__Stated problem__. State the number of lines with the string "проверок" in them, and nothing else.

— begin —

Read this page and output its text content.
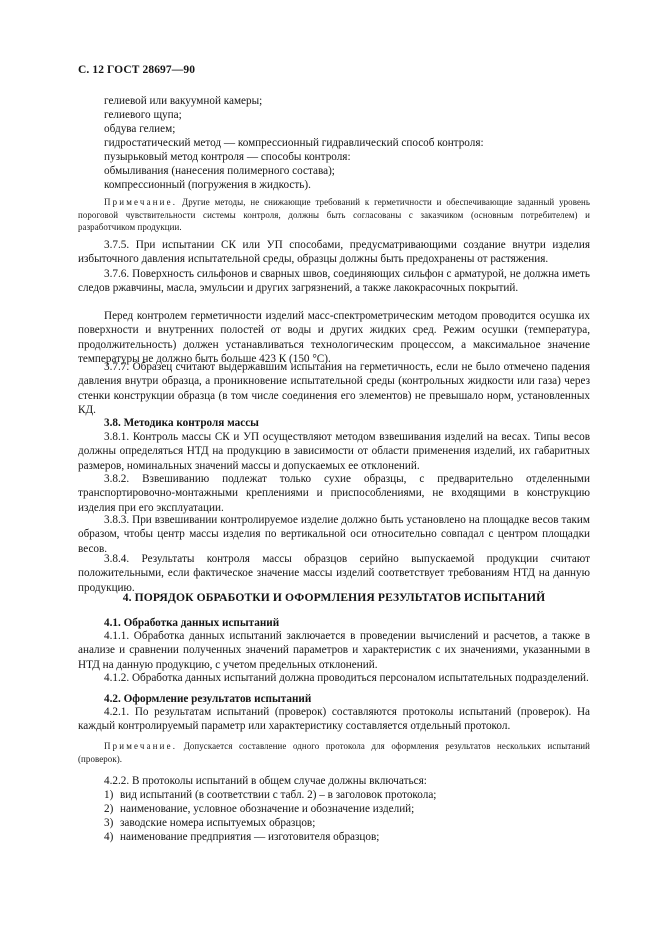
С. 12 ГОСТ 28697—90
гелиевой или вакуумной камеры;
гелиевого щупа;
обдува гелием;
гидростатический метод — компрессионный гидравлический способ контроля:
пузырьковый метод контроля — способы контроля:
обмыливания (нанесения полимерного состава);
компрессионный (погружения в жидкость).
Примечание. Другие методы, не снижающие требований к герметичности и обеспечивающие заданный уровень пороговой чувствительности системы контроля, должны быть согласованы с заказчиком (основным потребителем) и разработчиком продукции.
3.7.5. При испытании СК или УП способами, предусматривающими создание внутри изделия избыточного давления испытательной среды, образцы должны быть предохранены от растяжения.
3.7.6. Поверхность сильфонов и сварных швов, соединяющих сильфон с арматурой, не должна иметь следов ржавчины, масла, эмульсии и других загрязнений, а также лакокрасочных покрытий.
Перед контролем герметичности изделий масс-спектрометрическим методом проводится осушка их поверхности и внутренних полостей от воды и других жидких сред. Режим осушки (температура, продолжительность) должен устанавливаться технологическим процессом, а максимальное значение температуры не должно быть больше 423 К (150 °С).
3.7.7. Образец считают выдержавшим испытания на герметичность, если не было отмечено падения давления внутри образца, а проникновение испытательной среды (контрольных жидкости или газа) через стенки конструкции образца (в том числе соединения его элементов) не превышало норм, установленных КД.
3.8. Методика контроля массы
3.8.1. Контроль массы СК и УП осуществляют методом взвешивания изделий на весах. Типы весов должны определяться НТД на продукцию в зависимости от области применения изделий, их габаритных размеров, номинальных значений массы и допускаемых ее отклонений.
3.8.2. Взвешиванию подлежат только сухие образцы, с предварительно отделенными транспортировочно-монтажными креплениями и приспособлениями, не входящими в конструкцию изделия при его эксплуатации.
3.8.3. При взвешивании контролируемое изделие должно быть установлено на площадке весов таким образом, чтобы центр массы изделия по вертикальной оси относительно совпадал с центром площадки весов.
3.8.4. Результаты контроля массы образцов серийно выпускаемой продукции считают положительными, если фактическое значение массы изделий соответствует требованиям НТД на данную продукцию.
4. ПОРЯДОК ОБРАБОТКИ И ОФОРМЛЕНИЯ РЕЗУЛЬТАТОВ ИСПЫТАНИЙ
4.1. Обработка данных испытаний
4.1.1. Обработка данных испытаний заключается в проведении вычислений и расчетов, а также в анализе и сравнении полученных значений параметров и характеристик с их значениями, указанными в НТД на данную продукцию, с учетом предельных отклонений.
4.1.2. Обработка данных испытаний должна проводиться персоналом испытательных подразделений.
4.2. Оформление результатов испытаний
4.2.1. По результатам испытаний (проверок) составляются протоколы испытаний (проверок). На каждый контролируемый параметр или характеристику составляется отдельный протокол.
Примечание. Допускается составление одного протокола для оформления результатов нескольких испытаний (проверок).
4.2.2. В протоколы испытаний в общем случае должны включаться:
1) вид испытаний (в соответствии с табл. 2) – в заголовок протокола;
2) наименование, условное обозначение и обозначение изделий;
3) заводские номера испытуемых образцов;
4) наименование предприятия — изготовителя образцов;
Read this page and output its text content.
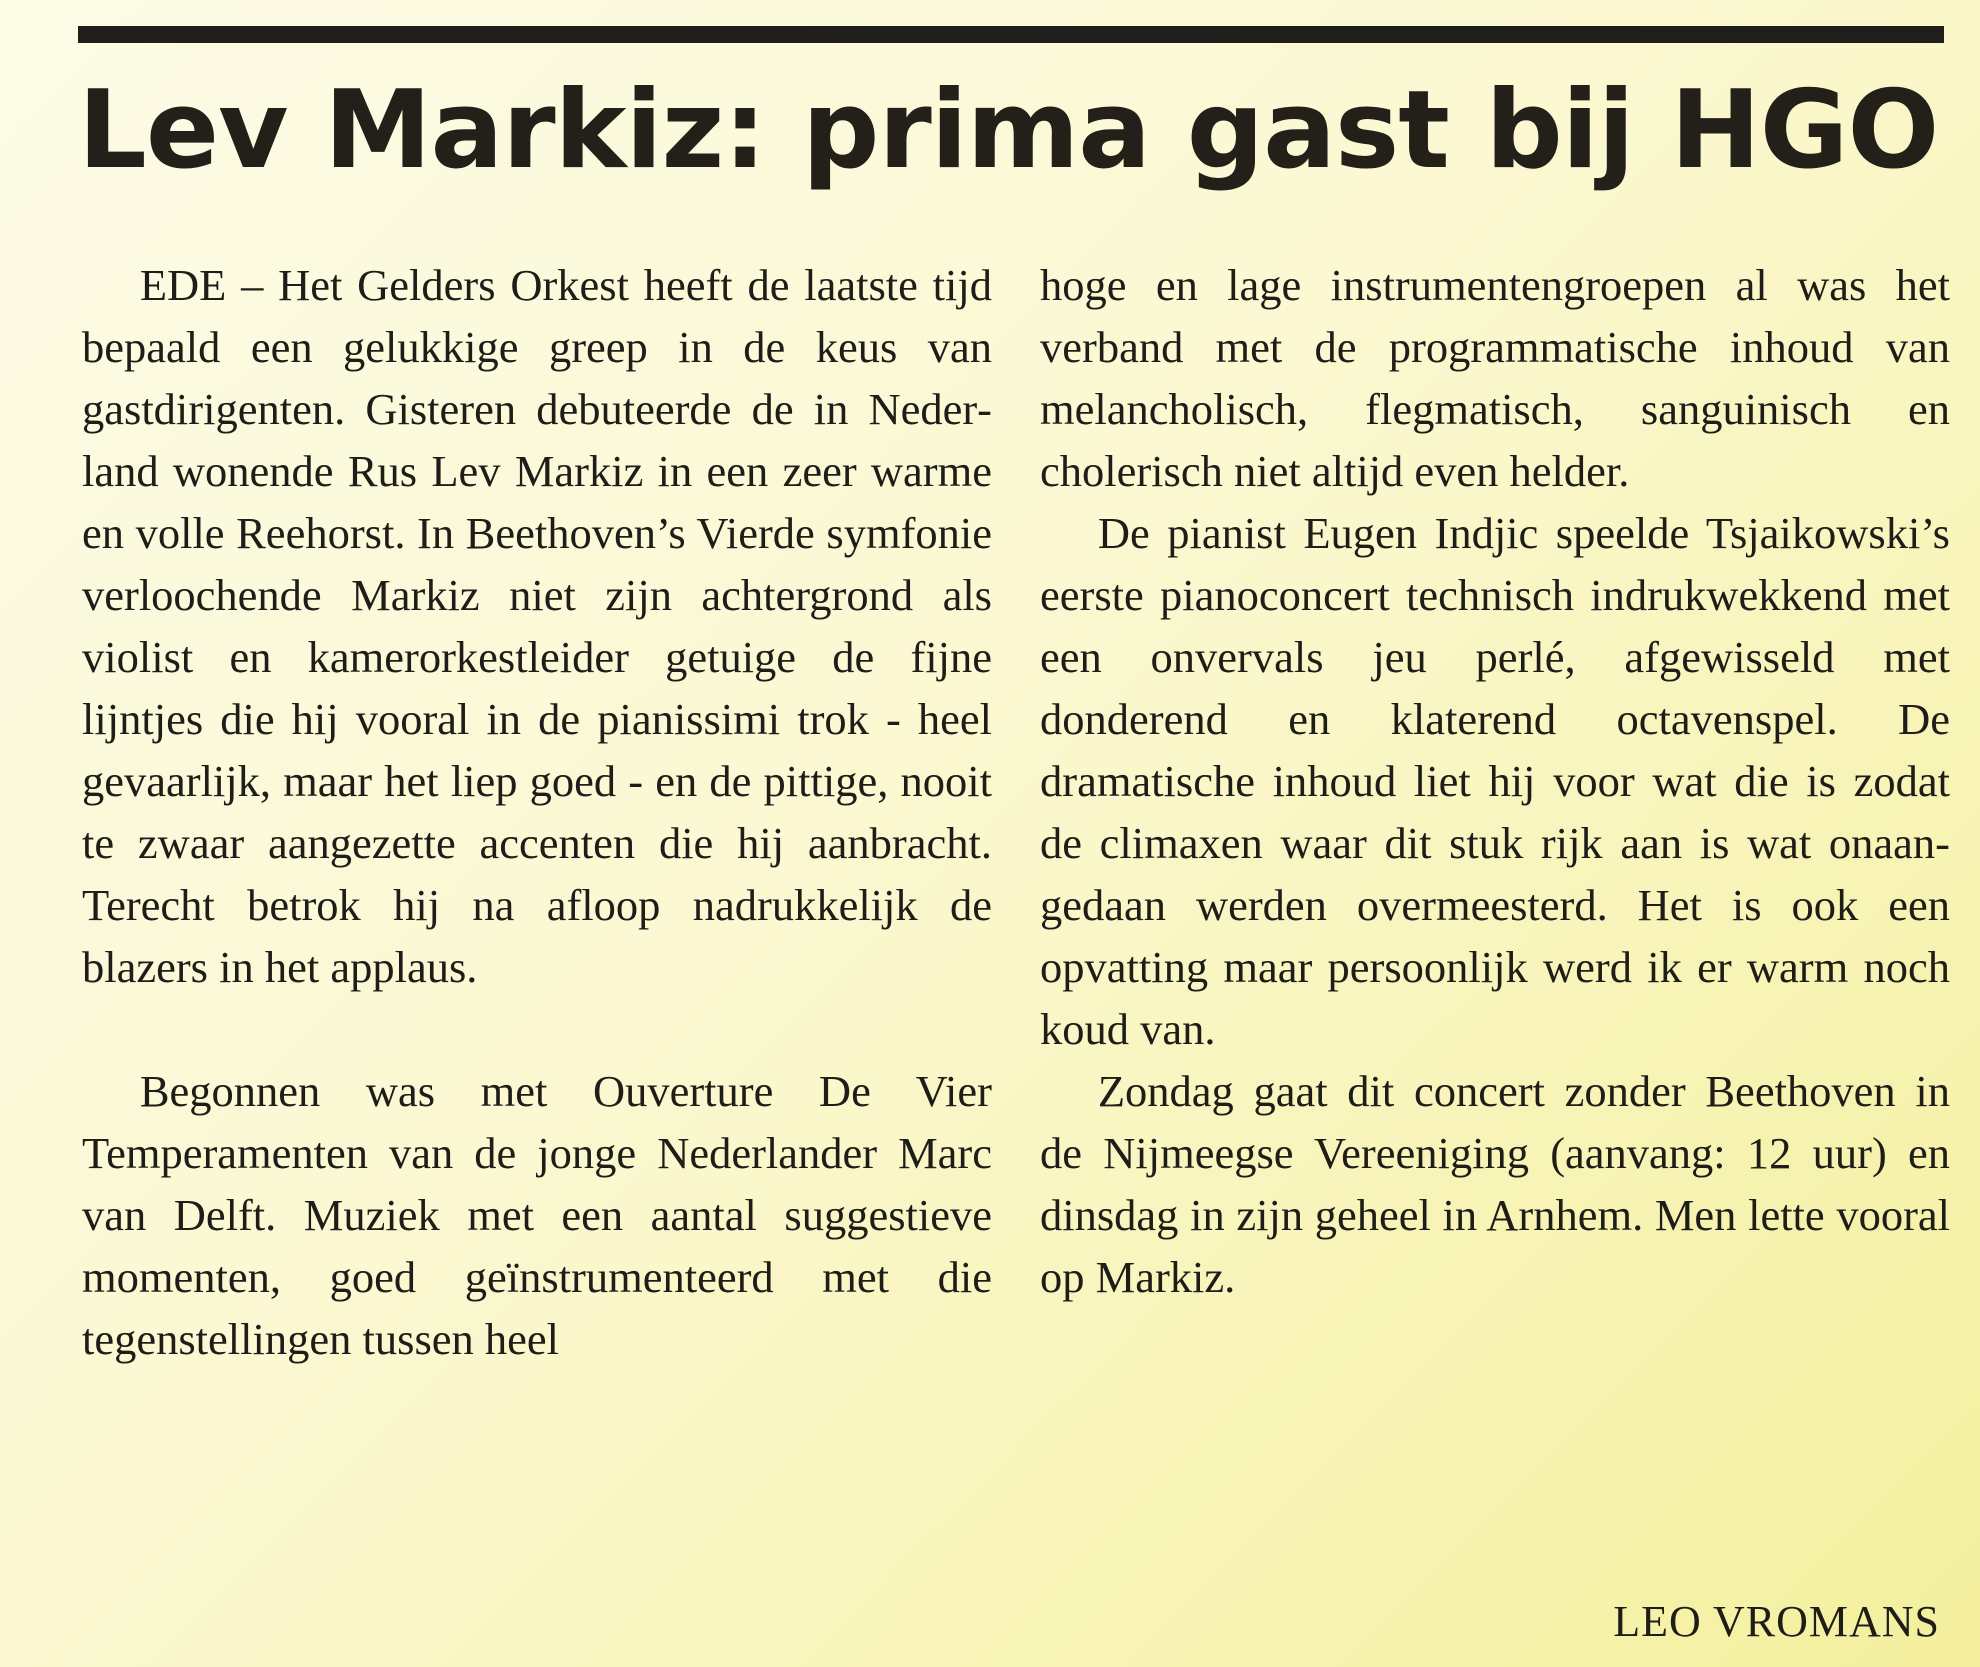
Lev Markiz: prima gast bij HGO

EDE – Het Gelders Orkest heeft de laatste tijd bepaald een gelukkige greep in de keus van gastdirigenten. Gisteren debuteerde de in Nederland wonende Rus Lev Markiz in een zeer warme en volle Reehorst. In Beethoven’s Vierde symfonie verloochende Markiz niet zijn achtergrond als violist en kamerorkestleider getuige de fijne lijntjes die hij vooral in de pianissimi trok - heel gevaarlijk, maar het liep goed - en de pittige, nooit te zwaar aangezette accenten die hij aanbracht. Terecht betrok hij na afloop nadrukkelijk de blazers in het applaus.

Begonnen was met Ouverture De Vier Temperamenten van de jonge Nederlander Marc van Delft. Muziek met een aantal suggestieve momenten, goed geïnstrumenteerd met die tegenstellingen tussen heel

hoge en lage instrumentengroepen al was het verband met de programmatische inhoud van melancholisch, flegmatisch, sanguinisch en cholerisch niet altijd even helder.

De pianist Eugen Indjic speelde Tsjaikowski’s eerste pianoconcert technisch indrukwekkend met een onvervals jeu perlé, afgewisseld met donderend en klaterend octavenspel. De dramatische inhoud liet hij voor wat die is zodat de climaxen waar dit stuk rijk aan is wat onaangedaan werden overmeesterd. Het is ook een opvatting maar persoonlijk werd ik er warm noch koud van.

Zondag gaat dit concert zonder Beethoven in de Nijmeegse Vereeniging (aanvang: 12 uur) en dinsdag in zijn geheel in Arnhem. Men lette vooral op Markiz.

LEO VROMANS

— end —

__Answer to the problem__. 2